EXERCISE TASK:
Your job is to restate each entry word for word.

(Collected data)

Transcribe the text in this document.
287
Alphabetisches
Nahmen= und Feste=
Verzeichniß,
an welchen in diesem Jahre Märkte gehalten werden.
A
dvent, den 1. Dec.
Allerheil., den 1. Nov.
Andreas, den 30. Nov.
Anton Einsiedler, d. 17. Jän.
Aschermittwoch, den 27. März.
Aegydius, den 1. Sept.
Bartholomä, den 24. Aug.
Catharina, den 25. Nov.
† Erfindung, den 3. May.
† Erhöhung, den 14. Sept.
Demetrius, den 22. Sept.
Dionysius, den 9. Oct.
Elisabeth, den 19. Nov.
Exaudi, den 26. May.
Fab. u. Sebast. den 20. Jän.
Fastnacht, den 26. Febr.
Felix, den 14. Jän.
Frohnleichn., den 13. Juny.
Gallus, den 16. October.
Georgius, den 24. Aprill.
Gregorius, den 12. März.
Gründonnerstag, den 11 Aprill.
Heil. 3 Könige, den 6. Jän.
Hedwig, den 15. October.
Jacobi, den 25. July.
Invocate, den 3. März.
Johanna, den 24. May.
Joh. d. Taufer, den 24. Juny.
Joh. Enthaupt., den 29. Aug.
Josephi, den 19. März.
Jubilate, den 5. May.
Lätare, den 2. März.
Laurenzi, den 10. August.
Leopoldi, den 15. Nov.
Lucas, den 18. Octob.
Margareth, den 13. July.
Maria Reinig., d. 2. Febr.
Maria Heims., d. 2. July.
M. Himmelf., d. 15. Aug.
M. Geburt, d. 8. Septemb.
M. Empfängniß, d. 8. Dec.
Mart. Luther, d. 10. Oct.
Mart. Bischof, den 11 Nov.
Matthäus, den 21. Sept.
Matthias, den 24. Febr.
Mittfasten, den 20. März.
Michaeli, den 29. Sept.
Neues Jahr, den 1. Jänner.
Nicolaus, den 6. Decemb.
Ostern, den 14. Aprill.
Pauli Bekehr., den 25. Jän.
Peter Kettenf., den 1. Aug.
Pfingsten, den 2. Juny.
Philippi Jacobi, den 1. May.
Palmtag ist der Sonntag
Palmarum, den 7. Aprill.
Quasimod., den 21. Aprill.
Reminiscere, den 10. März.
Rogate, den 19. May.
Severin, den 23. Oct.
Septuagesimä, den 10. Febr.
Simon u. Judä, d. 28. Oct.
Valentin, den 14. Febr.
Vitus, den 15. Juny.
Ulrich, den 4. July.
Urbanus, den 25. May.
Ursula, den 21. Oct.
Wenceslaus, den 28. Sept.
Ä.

OUTPUT OF THE EXERCISE:
Transcribe the text in this document.
287
Alphabetisches
Nahmen= und Feste=
Verzeichniß,
an welchen in diesem Jahre Märkte gehalten werden.
A
dvent, den 1. Dec.
Allerheil., den 1. Nov.
Andreas, den 30. Nov.
Anton Einsiedler, d. 17. Jän.
Aschermittwoch, den 27. März.
Aegydius, den 1. Sept.
Bartholomä, den 24. Aug.
Catharina, den 25. Nov.
† Erfindung, den 3. May.
† Erhöhung, den 14. Sept.
Demetrius, den 22. Sept.
Dionysius, den 9. Oct.
Elisabeth, den 19. Nov.
Exaudi, den 26. May.
Fab. u. Sebast. den 20. Jän.
Fastnacht, den 26. Febr.
Felix, den 14. Jän.
Frohnleichn., den 13. Juny.
Gallus, den 16. October.
Georgius, den 24. Aprill.
Gregorius, den 12. März.
Gründonnerstag, den 11 Aprill.
Heil. 3 Könige, den 6. Jän.
Hedwig, den 15. October.
Jacobi, den 25. July.
Invocate, den 3. März.
Johanna, den 24. May.
Joh. d. Taufer, den 24. Juny.
Joh. Enthaupt., den 29. Aug.
Josephi, den 19. März.
Jubilate, den 5. May.
Lätare, den 2. März.
Laurenzi, den 10. August.
Leopoldi, den 15. Nov.
Lucas, den 18. Octob.
Margareth, den 13. July.
Maria Reinig., d. 2. Febr.
Maria Heims., d. 2. July.
M. Himmelf., d. 15. Aug.
M. Geburt, d. 8. Septemb.
M. Empfängniß, d. 8. Dec.
Mart. Luther, d. 10. Oct.
Mart. Bischof, den 11 Nov.
Matthäus, den 21. Sept.
Matthias, den 24. Febr.
Mittfasten, den 20. März.
Michaeli, den 29. Sept.
Neues Jahr, den 1. Jänner.
Nicolaus, den 6. Decemb.
Ostern, den 14. Aprill.
Pauli Bekehr., den 25. Jän.
Peter Kettenf., den 1. Aug.
Pfingsten, den 2. Juny.
Philippi Jacobi, den 1. May.
Palmtag ist der Sonntag
Palmarum, den 7. Aprill.
Quasimod., den 21. Aprill.
Reminiscere, den 10. März.
Rogate, den 19. May.
Severin, den 23. Oct.
Septuagesimä, den 10. Febr.
Simon u. Judä, d. 28. Oct.
Valentin, den 14. Febr.
Vitus, den 15. Juny.
Ulrich, den 4. July.
Urbanus, den 25. May.
Ursula, den 21. Oct.
Wenceslaus, den 28. Sept.
Ä.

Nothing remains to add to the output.